The task:
Reproduce each of the lines word for word.

Records for processing:
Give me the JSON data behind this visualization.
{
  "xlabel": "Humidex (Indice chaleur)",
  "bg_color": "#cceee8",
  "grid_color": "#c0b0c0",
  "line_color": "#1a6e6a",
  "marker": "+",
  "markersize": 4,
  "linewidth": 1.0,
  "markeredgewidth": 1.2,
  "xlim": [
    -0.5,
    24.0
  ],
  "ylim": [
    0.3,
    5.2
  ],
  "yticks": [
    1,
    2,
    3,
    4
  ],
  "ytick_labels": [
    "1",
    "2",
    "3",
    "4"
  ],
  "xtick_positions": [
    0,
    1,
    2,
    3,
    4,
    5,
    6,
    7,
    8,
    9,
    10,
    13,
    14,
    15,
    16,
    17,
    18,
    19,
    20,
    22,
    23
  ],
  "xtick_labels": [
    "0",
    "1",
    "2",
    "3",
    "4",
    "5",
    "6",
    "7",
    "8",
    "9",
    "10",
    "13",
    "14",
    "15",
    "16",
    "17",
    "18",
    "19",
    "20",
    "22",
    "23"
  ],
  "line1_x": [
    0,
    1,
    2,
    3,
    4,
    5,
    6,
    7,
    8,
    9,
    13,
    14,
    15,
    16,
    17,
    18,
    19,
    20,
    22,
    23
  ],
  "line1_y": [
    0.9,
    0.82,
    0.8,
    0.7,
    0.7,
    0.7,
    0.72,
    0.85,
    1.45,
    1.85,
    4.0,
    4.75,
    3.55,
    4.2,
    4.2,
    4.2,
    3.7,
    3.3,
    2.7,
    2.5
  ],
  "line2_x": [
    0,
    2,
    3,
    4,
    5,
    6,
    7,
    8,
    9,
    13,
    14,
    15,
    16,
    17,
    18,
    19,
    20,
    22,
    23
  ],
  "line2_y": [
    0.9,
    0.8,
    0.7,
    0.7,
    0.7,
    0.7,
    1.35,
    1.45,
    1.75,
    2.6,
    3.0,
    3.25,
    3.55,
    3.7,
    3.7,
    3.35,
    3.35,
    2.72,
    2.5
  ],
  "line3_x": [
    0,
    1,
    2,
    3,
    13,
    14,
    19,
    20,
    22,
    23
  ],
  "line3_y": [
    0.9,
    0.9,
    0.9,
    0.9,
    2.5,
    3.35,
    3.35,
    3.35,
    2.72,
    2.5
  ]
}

Task result:
Give me the JSON data behind this visualization.
{
  "xlabel": "Humidex (Indice chaleur)",
  "bg_color": "#cceee8",
  "grid_color": "#c0b0c0",
  "line_color": "#1a6e6a",
  "marker": "+",
  "markersize": 4,
  "linewidth": 1.0,
  "markeredgewidth": 1.2,
  "xlim": [
    -0.5,
    24.0
  ],
  "ylim": [
    0.3,
    5.2
  ],
  "yticks": [
    1,
    2,
    3,
    4
  ],
  "ytick_labels": [
    "1",
    "2",
    "3",
    "4"
  ],
  "xtick_positions": [
    0,
    1,
    2,
    3,
    4,
    5,
    6,
    7,
    8,
    9,
    10,
    13,
    14,
    15,
    16,
    17,
    18,
    19,
    20,
    22,
    23
  ],
  "xtick_labels": [
    "0",
    "1",
    "2",
    "3",
    "4",
    "5",
    "6",
    "7",
    "8",
    "9",
    "10",
    "13",
    "14",
    "15",
    "16",
    "17",
    "18",
    "19",
    "20",
    "22",
    "23"
  ],
  "line1_x": [
    0,
    1,
    2,
    3,
    4,
    5,
    6,
    7,
    8,
    9,
    13,
    14,
    15,
    16,
    17,
    18,
    19,
    20,
    22,
    23
  ],
  "line1_y": [
    0.9,
    0.82,
    0.8,
    0.7,
    0.7,
    0.7,
    0.72,
    0.85,
    1.45,
    1.85,
    4.0,
    4.75,
    3.55,
    4.2,
    4.2,
    4.2,
    3.7,
    3.3,
    2.7,
    2.5
  ],
  "line2_x": [
    0,
    2,
    3,
    4,
    5,
    6,
    7,
    8,
    9,
    13,
    14,
    15,
    16,
    17,
    18,
    19,
    20,
    22,
    23
  ],
  "line2_y": [
    0.9,
    0.8,
    0.7,
    0.7,
    0.7,
    0.7,
    1.35,
    1.45,
    1.75,
    2.6,
    3.0,
    3.25,
    3.55,
    3.7,
    3.7,
    3.35,
    3.35,
    2.72,
    2.5
  ],
  "line3_x": [
    0,
    1,
    2,
    3,
    13,
    14,
    19,
    20,
    22,
    23
  ],
  "line3_y": [
    0.9,
    0.9,
    0.9,
    0.9,
    2.5,
    3.35,
    3.35,
    3.35,
    2.72,
    2.5
  ]
}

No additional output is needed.